>> Begin
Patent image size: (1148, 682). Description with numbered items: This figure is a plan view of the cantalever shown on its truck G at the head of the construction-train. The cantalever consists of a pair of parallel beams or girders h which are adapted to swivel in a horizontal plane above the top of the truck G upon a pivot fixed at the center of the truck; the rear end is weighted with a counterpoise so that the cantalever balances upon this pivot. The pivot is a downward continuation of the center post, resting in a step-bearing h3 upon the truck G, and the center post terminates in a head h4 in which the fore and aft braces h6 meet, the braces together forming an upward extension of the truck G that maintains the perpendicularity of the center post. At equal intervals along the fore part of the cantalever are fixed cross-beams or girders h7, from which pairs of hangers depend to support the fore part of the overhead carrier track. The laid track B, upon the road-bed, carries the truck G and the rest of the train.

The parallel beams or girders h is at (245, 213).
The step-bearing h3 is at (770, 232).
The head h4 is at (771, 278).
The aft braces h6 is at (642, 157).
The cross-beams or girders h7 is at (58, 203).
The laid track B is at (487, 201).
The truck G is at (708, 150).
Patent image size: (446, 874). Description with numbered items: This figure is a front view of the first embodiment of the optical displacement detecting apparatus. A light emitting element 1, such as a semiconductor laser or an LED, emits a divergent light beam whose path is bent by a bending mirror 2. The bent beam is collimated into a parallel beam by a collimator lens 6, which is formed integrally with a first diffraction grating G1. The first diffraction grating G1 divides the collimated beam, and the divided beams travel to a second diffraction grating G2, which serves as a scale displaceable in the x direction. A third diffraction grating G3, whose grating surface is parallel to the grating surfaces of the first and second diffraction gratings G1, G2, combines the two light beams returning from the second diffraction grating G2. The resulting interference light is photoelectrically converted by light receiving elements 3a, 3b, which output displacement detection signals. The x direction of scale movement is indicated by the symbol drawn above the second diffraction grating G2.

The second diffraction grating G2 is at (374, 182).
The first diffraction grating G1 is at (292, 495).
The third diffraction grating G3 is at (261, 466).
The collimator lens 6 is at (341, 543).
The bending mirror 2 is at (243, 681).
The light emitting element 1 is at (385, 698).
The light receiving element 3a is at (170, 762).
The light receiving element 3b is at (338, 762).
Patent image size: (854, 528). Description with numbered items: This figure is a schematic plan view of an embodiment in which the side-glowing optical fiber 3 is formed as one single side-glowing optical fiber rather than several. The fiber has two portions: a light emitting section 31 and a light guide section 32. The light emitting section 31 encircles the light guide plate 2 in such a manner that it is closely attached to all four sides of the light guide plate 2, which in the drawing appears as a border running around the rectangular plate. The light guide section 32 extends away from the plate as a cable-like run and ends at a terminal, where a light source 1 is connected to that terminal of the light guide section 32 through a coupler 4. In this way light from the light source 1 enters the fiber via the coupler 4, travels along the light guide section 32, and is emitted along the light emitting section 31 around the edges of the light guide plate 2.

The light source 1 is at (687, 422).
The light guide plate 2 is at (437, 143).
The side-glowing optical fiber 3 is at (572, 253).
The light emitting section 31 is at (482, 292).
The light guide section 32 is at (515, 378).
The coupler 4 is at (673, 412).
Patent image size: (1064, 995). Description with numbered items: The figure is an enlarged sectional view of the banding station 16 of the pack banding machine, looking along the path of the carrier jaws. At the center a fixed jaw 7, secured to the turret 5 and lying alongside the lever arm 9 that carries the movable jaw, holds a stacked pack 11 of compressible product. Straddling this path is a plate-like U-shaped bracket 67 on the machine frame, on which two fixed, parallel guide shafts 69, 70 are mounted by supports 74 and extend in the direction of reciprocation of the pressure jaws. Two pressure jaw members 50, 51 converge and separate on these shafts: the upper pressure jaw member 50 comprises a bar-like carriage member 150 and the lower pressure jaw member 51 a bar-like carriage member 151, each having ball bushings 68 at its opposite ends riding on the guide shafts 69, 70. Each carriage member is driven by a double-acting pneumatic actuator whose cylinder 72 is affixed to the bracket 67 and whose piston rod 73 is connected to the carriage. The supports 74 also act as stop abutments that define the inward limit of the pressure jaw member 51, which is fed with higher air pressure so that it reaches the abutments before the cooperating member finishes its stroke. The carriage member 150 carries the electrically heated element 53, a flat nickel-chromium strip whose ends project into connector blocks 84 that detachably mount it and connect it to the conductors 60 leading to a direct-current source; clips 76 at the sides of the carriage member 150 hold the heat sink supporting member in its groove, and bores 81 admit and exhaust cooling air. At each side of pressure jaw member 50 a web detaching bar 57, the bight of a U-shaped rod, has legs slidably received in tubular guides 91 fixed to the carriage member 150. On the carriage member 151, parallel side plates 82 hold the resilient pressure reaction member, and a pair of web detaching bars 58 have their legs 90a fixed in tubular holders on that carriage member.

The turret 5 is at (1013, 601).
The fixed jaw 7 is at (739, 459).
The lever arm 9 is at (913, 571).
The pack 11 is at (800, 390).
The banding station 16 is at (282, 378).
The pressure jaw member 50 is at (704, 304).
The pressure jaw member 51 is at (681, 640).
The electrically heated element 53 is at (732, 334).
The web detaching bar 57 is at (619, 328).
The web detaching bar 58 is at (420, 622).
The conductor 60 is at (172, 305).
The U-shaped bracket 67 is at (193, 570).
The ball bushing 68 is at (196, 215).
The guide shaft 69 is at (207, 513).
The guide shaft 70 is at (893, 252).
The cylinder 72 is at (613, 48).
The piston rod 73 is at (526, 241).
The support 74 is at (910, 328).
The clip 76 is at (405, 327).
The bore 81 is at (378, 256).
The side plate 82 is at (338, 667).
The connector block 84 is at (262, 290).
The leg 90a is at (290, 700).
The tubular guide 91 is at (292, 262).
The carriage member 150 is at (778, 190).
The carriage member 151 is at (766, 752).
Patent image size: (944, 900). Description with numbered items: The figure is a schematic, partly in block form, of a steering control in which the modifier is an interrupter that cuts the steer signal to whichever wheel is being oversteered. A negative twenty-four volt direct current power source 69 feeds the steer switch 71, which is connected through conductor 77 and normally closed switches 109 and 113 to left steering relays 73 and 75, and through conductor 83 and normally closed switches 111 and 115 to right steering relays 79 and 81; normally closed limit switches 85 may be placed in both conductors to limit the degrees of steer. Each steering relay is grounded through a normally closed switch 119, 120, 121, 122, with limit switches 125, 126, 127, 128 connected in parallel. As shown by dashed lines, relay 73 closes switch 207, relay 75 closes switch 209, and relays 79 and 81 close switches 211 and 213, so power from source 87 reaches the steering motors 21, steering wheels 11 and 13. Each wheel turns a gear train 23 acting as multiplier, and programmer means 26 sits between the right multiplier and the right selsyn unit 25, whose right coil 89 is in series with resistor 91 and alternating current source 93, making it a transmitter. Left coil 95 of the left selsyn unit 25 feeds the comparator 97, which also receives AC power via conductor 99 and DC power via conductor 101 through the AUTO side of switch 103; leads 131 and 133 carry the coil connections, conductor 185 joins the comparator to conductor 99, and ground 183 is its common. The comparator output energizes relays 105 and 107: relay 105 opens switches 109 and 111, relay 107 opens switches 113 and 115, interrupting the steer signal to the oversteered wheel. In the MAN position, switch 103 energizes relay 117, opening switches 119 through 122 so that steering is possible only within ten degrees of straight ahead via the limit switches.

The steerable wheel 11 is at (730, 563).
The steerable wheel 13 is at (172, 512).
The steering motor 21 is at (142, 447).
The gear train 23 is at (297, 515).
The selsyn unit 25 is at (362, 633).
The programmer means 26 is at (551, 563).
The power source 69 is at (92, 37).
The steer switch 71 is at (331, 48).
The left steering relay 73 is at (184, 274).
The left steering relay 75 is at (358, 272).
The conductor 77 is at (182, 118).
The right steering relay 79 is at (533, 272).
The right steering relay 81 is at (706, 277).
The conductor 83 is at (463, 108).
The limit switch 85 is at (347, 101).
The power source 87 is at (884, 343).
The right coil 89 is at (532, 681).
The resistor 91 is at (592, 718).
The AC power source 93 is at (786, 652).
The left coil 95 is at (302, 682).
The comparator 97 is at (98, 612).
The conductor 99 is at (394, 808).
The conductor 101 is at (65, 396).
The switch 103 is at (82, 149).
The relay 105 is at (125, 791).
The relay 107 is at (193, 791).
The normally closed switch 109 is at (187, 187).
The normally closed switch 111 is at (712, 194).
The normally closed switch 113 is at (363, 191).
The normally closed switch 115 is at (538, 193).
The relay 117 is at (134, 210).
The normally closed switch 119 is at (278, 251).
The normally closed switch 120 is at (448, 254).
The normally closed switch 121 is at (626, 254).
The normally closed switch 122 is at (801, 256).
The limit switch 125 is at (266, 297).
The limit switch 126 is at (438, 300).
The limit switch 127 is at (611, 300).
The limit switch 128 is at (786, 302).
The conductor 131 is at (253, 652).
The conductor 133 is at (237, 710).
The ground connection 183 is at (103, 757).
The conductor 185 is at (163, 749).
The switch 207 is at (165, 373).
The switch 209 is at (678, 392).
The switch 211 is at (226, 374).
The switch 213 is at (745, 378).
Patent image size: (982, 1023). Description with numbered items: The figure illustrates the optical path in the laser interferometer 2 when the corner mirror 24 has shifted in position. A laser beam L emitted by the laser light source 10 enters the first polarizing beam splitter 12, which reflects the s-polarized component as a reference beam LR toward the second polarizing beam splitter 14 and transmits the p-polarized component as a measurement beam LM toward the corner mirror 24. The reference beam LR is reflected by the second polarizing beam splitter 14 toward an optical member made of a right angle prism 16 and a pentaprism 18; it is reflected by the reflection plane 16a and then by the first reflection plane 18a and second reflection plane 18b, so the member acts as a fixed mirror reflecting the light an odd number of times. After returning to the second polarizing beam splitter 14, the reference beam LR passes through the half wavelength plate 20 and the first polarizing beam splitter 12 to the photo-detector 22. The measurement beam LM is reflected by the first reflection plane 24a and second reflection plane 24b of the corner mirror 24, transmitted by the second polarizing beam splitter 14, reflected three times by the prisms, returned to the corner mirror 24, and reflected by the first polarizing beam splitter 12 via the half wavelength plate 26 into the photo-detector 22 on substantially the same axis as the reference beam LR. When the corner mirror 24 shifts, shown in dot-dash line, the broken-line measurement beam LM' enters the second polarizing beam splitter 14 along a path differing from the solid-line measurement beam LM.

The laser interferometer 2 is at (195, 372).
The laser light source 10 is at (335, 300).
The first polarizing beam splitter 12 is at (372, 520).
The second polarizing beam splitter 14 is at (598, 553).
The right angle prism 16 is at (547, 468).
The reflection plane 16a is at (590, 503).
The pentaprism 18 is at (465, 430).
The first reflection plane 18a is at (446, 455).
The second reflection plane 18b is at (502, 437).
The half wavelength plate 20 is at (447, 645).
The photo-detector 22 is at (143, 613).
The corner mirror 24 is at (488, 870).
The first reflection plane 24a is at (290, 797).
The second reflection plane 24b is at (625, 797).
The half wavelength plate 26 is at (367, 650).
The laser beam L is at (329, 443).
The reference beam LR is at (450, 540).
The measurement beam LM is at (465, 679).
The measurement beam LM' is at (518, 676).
>> End
### Direction
Reproduce the entries starting with the line that contains "Patent image size: (854, 528)." and going on through the line that contains "The light guide plate 2 is at (437, 143).", substituting "diagrammatic plan view" for "schematic plan view" and leaving everything else unchanged.

### Output for this task
Patent image size: (854, 528). Description with numbered items: This figure is a diagrammatic plan view of an embodiment in which the side-glowing optical fiber 3 is formed as one single side-glowing optical fiber rather than several. The fiber has two portions: a light emitting section 31 and a light guide section 32. The light emitting section 31 encircles the light guide plate 2 in such a manner that it is closely attached to all four sides of the light guide plate 2, which in the drawing appears as a border running around the rectangular plate. The light guide section 32 extends away from the plate as a cable-like run and ends at a terminal, where a light source 1 is connected to that terminal of the light guide section 32 through a coupler 4. In this way light from the light source 1 enters the fiber via the coupler 4, travels along the light guide section 32, and is emitted along the light emitting section 31 around the edges of the light guide plate 2.

The light source 1 is at (687, 422).
The light guide plate 2 is at (437, 143).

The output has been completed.